(EXTRACTED ENTRIES):
───
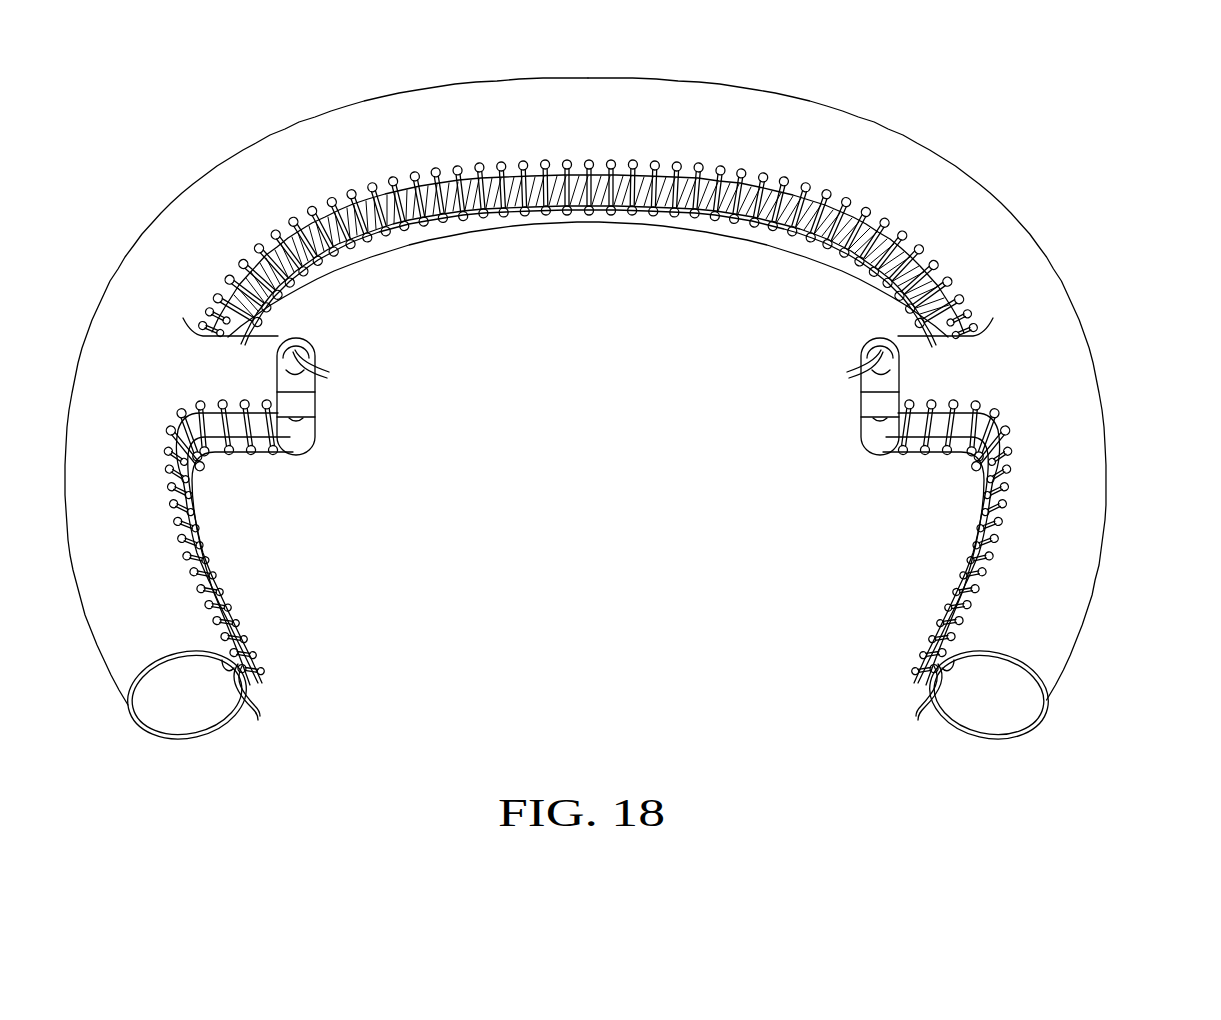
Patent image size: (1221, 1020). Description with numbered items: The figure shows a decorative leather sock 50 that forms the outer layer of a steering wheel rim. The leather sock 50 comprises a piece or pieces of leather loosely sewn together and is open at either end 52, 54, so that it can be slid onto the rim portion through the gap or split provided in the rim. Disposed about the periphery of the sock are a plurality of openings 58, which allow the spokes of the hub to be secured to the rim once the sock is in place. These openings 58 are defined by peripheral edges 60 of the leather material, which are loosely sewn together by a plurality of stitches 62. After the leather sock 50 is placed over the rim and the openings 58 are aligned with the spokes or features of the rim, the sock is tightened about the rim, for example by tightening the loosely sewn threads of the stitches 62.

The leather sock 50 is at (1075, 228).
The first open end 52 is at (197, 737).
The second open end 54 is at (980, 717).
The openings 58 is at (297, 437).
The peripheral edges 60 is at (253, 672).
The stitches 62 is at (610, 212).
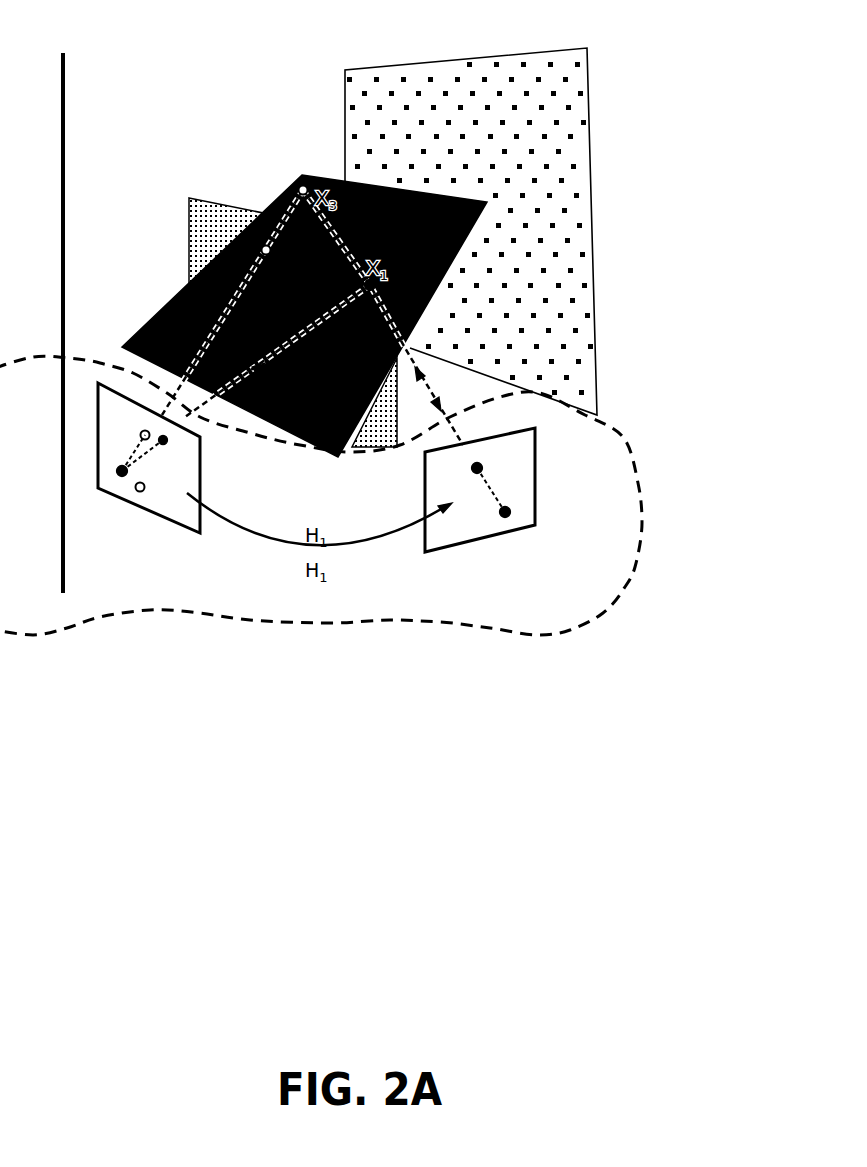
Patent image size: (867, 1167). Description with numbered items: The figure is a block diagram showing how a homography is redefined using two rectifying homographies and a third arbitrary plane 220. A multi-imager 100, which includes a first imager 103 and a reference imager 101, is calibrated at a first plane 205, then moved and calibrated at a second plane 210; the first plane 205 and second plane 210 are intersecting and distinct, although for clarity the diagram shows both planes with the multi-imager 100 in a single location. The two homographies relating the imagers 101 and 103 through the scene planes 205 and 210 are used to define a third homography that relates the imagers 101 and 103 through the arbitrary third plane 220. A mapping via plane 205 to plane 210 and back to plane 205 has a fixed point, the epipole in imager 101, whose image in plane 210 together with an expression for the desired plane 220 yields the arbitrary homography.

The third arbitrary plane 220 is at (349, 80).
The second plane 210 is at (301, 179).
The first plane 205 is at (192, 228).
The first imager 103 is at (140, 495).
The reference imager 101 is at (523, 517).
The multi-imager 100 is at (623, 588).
───
(WHAT IS NEEDED):
Please rewrite the listing above with "Patent image size" switched to "Figure dimensions" and everything else left as it is. Leave the pictures out of your answer.

(REPLY):
Figure dimensions: (1221, 1020). Description with numbered items: The figure shows a decorative leather sock 50 that forms the outer layer of a steering wheel rim. The leather sock 50 comprises a piece or pieces of leather loosely sewn together and is open at either end 52, 54, so that it can be slid onto the rim portion through the gap or split provided in the rim. Disposed about the periphery of the sock are a plurality of openings 58, which allow the spokes of the hub to be secured to the rim once the sock is in place. These openings 58 are defined by peripheral edges 60 of the leather material, which are loosely sewn together by a plurality of stitches 62. After the leather sock 50 is placed over the rim and the openings 58 are aligned with the spokes or features of the rim, the sock is tightened about the rim, for example by tightening the loosely sewn threads of the stitches 62.

The leather sock 50 is at (1075, 228).
The first open end 52 is at (197, 737).
The second open end 54 is at (980, 717).
The openings 58 is at (297, 437).
The peripheral edges 60 is at (253, 672).
The stitches 62 is at (610, 212).
Figure dimensions: (867, 1167). Description with numbered items: The figure is a block diagram showing how a homography is redefined using two rectifying homographies and a third arbitrary plane 220. A multi-imager 100, which includes a first imager 103 and a reference imager 101, is calibrated at a first plane 205, then moved and calibrated at a second plane 210; the first plane 205 and second plane 210 are intersecting and distinct, although for clarity the diagram shows both planes with the multi-imager 100 in a single location. The two homographies relating the imagers 101 and 103 through the scene planes 205 and 210 are used to define a third homography that relates the imagers 101 and 103 through the arbitrary third plane 220. A mapping via plane 205 to plane 210 and back to plane 205 has a fixed point, the epipole in imager 101, whose image in plane 210 together with an expression for the desired plane 220 yields the arbitrary homography.

The third arbitrary plane 220 is at (349, 80).
The second plane 210 is at (301, 179).
The first plane 205 is at (192, 228).
The first imager 103 is at (140, 495).
The reference imager 101 is at (523, 517).
The multi-imager 100 is at (623, 588).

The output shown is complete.